[Collected data]
▽
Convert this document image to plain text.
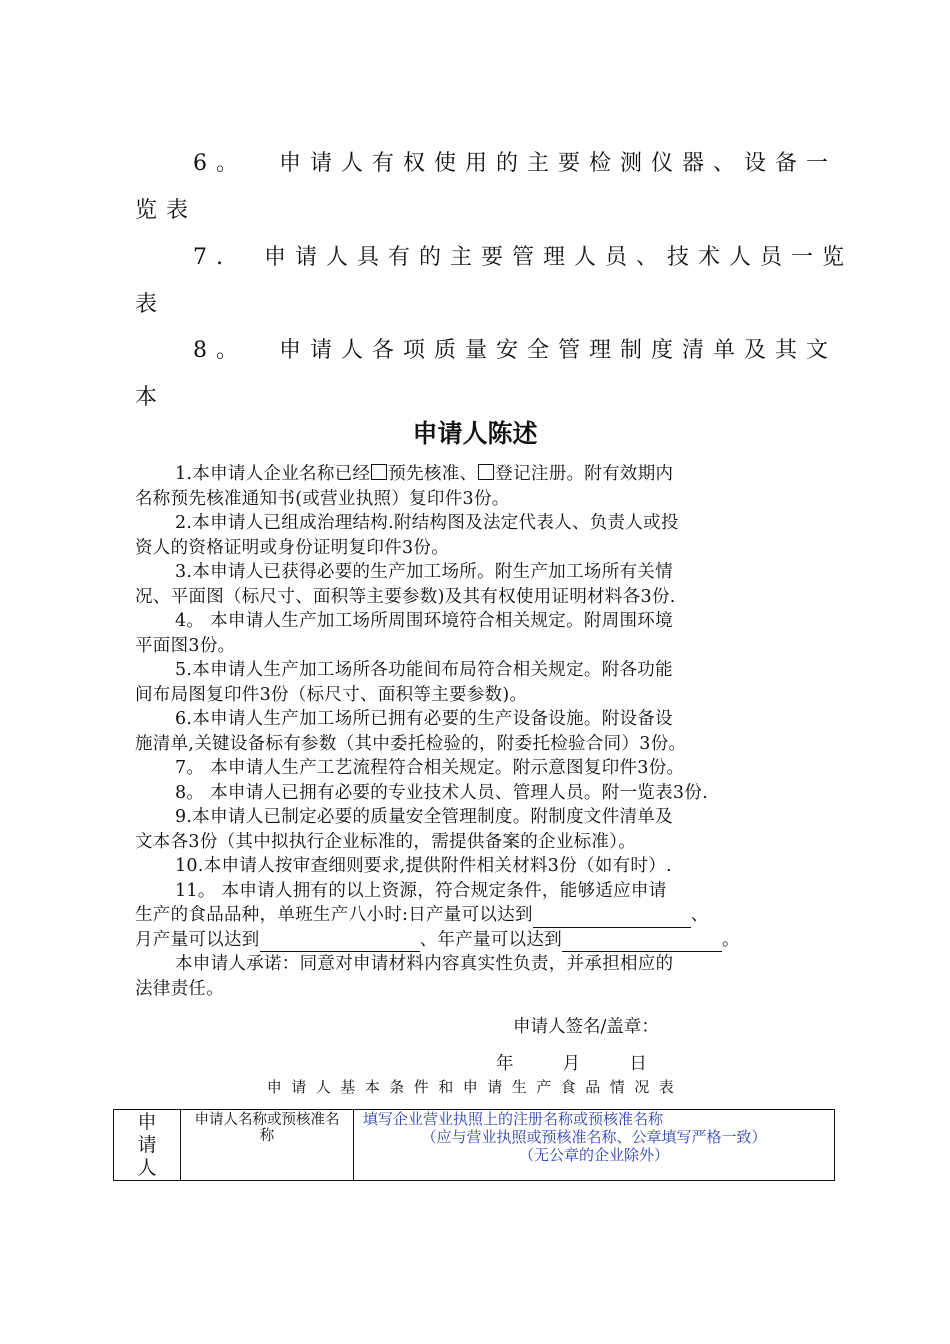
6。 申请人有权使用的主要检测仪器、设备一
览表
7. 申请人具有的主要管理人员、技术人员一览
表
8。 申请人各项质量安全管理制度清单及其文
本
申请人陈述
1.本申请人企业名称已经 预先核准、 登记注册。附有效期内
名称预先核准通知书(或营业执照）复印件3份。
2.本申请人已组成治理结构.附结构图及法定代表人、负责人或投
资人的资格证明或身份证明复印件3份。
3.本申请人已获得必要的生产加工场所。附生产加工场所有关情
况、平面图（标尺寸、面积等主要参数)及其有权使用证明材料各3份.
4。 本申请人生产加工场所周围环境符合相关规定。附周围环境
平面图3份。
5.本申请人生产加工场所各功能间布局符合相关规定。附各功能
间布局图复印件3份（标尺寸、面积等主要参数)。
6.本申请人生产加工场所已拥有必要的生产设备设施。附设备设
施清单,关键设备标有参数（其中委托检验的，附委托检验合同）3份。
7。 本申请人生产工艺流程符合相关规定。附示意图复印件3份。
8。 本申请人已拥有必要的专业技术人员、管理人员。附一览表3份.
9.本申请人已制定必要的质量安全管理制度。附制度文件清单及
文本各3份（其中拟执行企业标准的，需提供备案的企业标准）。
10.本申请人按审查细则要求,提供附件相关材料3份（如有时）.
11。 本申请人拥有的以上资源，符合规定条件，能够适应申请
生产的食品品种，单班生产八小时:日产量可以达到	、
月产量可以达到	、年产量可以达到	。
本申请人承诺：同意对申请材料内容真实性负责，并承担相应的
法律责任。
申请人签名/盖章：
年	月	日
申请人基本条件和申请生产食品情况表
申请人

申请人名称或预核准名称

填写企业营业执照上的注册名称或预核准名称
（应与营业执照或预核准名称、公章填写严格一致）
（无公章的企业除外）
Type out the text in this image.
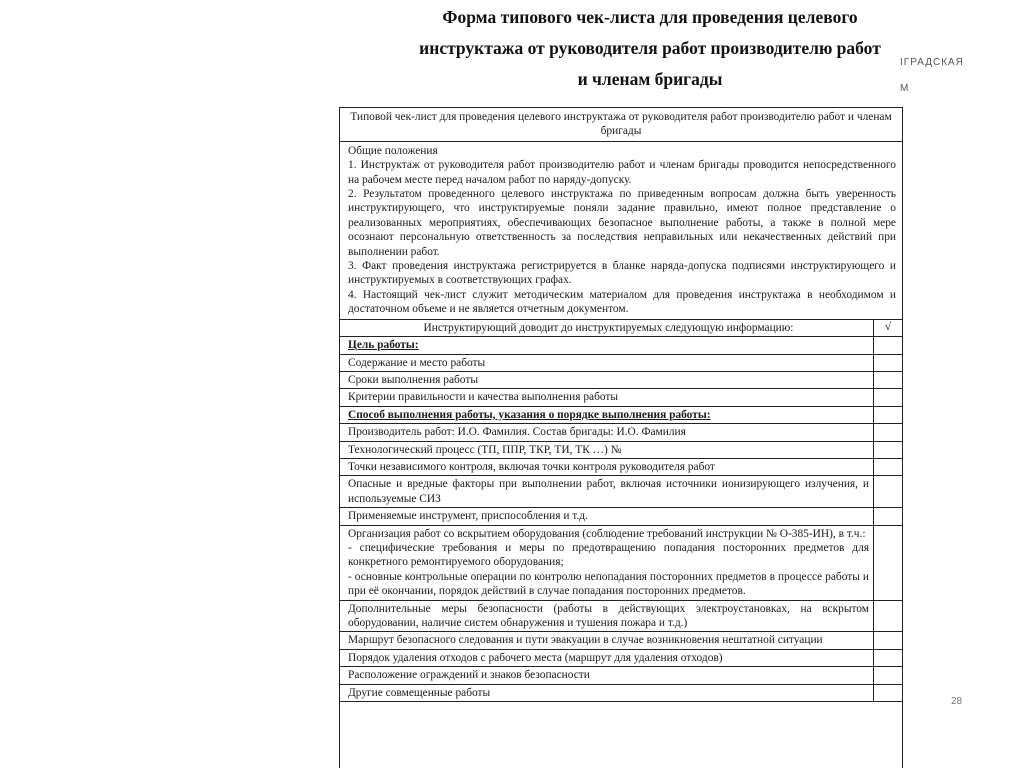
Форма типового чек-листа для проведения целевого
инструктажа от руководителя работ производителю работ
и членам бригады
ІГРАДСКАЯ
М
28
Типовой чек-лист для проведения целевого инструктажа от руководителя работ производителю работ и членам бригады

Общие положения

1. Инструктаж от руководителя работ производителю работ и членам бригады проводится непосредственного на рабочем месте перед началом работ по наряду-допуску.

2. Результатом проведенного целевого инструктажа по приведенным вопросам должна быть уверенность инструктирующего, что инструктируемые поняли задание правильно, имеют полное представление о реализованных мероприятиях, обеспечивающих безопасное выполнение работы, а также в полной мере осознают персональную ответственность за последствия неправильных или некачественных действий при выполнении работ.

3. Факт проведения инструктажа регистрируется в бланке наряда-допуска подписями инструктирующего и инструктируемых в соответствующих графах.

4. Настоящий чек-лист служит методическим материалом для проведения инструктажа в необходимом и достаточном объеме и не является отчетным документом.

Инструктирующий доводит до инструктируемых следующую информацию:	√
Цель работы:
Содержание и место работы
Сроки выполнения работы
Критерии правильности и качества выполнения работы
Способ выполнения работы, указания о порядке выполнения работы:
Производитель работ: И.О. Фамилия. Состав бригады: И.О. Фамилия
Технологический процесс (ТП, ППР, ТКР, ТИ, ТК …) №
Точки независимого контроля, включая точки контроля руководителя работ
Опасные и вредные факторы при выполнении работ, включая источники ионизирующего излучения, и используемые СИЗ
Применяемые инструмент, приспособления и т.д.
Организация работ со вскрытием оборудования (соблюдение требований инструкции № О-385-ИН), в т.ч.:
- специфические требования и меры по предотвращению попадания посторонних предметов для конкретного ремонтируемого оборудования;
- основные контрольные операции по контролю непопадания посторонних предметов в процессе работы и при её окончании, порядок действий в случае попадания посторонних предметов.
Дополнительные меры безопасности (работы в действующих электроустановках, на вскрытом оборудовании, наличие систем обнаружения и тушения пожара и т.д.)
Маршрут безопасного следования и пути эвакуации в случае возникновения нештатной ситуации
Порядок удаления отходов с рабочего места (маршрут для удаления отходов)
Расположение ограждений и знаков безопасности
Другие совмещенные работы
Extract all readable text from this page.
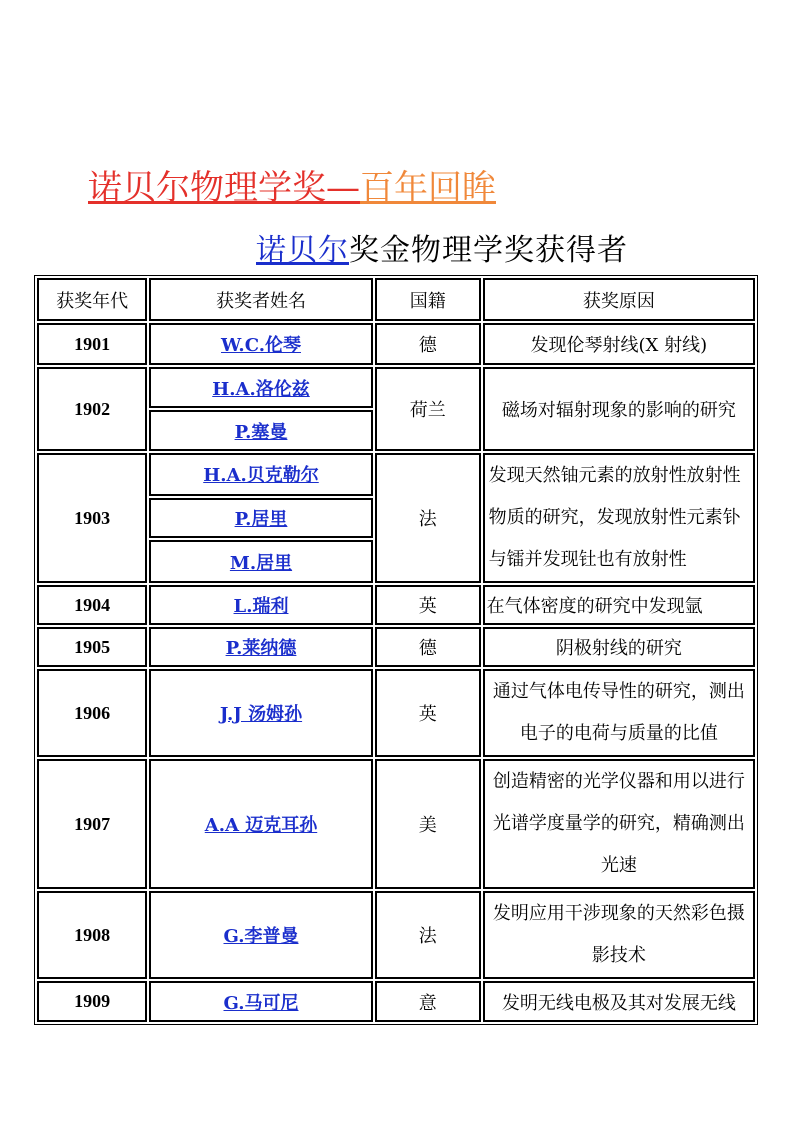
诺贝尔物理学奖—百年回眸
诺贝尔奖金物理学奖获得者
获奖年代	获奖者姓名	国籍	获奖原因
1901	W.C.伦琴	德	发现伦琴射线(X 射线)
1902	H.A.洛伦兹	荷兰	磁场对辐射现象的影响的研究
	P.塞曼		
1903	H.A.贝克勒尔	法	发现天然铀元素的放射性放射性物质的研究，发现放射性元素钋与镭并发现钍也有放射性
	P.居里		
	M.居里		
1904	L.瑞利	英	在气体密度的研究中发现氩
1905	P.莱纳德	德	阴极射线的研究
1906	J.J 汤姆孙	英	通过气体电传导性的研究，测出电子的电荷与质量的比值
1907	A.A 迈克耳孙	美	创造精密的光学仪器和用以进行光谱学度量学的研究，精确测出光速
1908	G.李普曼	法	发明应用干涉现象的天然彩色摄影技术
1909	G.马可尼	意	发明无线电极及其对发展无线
△
→ **Set task**
Pictures are not part of the copy; reproduce everything else in the records exactly.

→ **Answer to this exercise**
Convert this document image to plain text.
6。 申请人有权使用的主要检测仪器、设备一
览表
7. 申请人具有的主要管理人员、技术人员一览
表
8。 申请人各项质量安全管理制度清单及其文
本
申请人陈述
1.本申请人企业名称已经 预先核准、 登记注册。附有效期内
名称预先核准通知书(或营业执照）复印件3份。
2.本申请人已组成治理结构.附结构图及法定代表人、负责人或投
资人的资格证明或身份证明复印件3份。
3.本申请人已获得必要的生产加工场所。附生产加工场所有关情
况、平面图（标尺寸、面积等主要参数)及其有权使用证明材料各3份.
4。 本申请人生产加工场所周围环境符合相关规定。附周围环境
平面图3份。
5.本申请人生产加工场所各功能间布局符合相关规定。附各功能
间布局图复印件3份（标尺寸、面积等主要参数)。
6.本申请人生产加工场所已拥有必要的生产设备设施。附设备设
施清单,关键设备标有参数（其中委托检验的，附委托检验合同）3份。
7。 本申请人生产工艺流程符合相关规定。附示意图复印件3份。
8。 本申请人已拥有必要的专业技术人员、管理人员。附一览表3份.
9.本申请人已制定必要的质量安全管理制度。附制度文件清单及
文本各3份（其中拟执行企业标准的，需提供备案的企业标准）。
10.本申请人按审查细则要求,提供附件相关材料3份（如有时）.
11。 本申请人拥有的以上资源，符合规定条件，能够适应申请
生产的食品品种，单班生产八小时:日产量可以达到	、
月产量可以达到	、年产量可以达到	。
本申请人承诺：同意对申请材料内容真实性负责，并承担相应的
法律责任。
申请人签名/盖章：
年	月	日
申请人基本条件和申请生产食品情况表
申请人

申请人名称或预核准名称

填写企业营业执照上的注册名称或预核准名称
（应与营业执照或预核准名称、公章填写严格一致）
（无公章的企业除外）
Type out the text in this image.
Форма типового чек-листа для проведения целевого
инструктажа от руководителя работ производителю работ
и членам бригады
ІГРАДСКАЯ
М
28
Типовой чек-лист для проведения целевого инструктажа от руководителя работ производителю работ и членам бригады

Общие положения

1. Инструктаж от руководителя работ производителю работ и членам бригады проводится непосредственного на рабочем месте перед началом работ по наряду-допуску.

2. Результатом проведенного целевого инструктажа по приведенным вопросам должна быть уверенность инструктирующего, что инструктируемые поняли задание правильно, имеют полное представление о реализованных мероприятиях, обеспечивающих безопасное выполнение работы, а также в полной мере осознают персональную ответственность за последствия неправильных или некачественных действий при выполнении работ.

3. Факт проведения инструктажа регистрируется в бланке наряда-допуска подписями инструктирующего и инструктируемых в соответствующих графах.

4. Настоящий чек-лист служит методическим материалом для проведения инструктажа в необходимом и достаточном объеме и не является отчетным документом.

Инструктирующий доводит до инструктируемых следующую информацию:	√
Цель работы:
Содержание и место работы
Сроки выполнения работы
Критерии правильности и качества выполнения работы
Способ выполнения работы, указания о порядке выполнения работы:
Производитель работ: И.О. Фамилия. Состав бригады: И.О. Фамилия
Технологический процесс (ТП, ППР, ТКР, ТИ, ТК …) №
Точки независимого контроля, включая точки контроля руководителя работ
Опасные и вредные факторы при выполнении работ, включая источники ионизирующего излучения, и используемые СИЗ
Применяемые инструмент, приспособления и т.д.
Организация работ со вскрытием оборудования (соблюдение требований инструкции № О-385-ИН), в т.ч.:
- специфические требования и меры по предотвращению попадания посторонних предметов для конкретного ремонтируемого оборудования;
- основные контрольные операции по контролю непопадания посторонних предметов в процессе работы и при её окончании, порядок действий в случае попадания посторонних предметов.
Дополнительные меры безопасности (работы в действующих электроустановках, на вскрытом оборудовании, наличие систем обнаружения и тушения пожара и т.д.)
Маршрут безопасного следования и пути эвакуации в случае возникновения нештатной ситуации
Порядок удаления отходов с рабочего места (маршрут для удаления отходов)
Расположение ограждений и знаков безопасности
Другие совмещенные работы
Extract all readable text from this page.
诺贝尔物理学奖—百年回眸
诺贝尔奖金物理学奖获得者
获奖年代	获奖者姓名	国籍	获奖原因
1901	W.C.伦琴	德	发现伦琴射线(X 射线)
1902	H.A.洛伦兹	荷兰	磁场对辐射现象的影响的研究
	P.塞曼		
1903	H.A.贝克勒尔	法	发现天然铀元素的放射性放射性物质的研究，发现放射性元素钋与镭并发现钍也有放射性
	P.居里		
	M.居里		
1904	L.瑞利	英	在气体密度的研究中发现氩
1905	P.莱纳德	德	阴极射线的研究
1906	J.J 汤姆孙	英	通过气体电传导性的研究，测出电子的电荷与质量的比值
1907	A.A 迈克耳孙	美	创造精密的光学仪器和用以进行光谱学度量学的研究，精确测出光速
1908	G.李普曼	法	发明应用干涉现象的天然彩色摄影技术
1909	G.马可尼	意	发明无线电极及其对发展无线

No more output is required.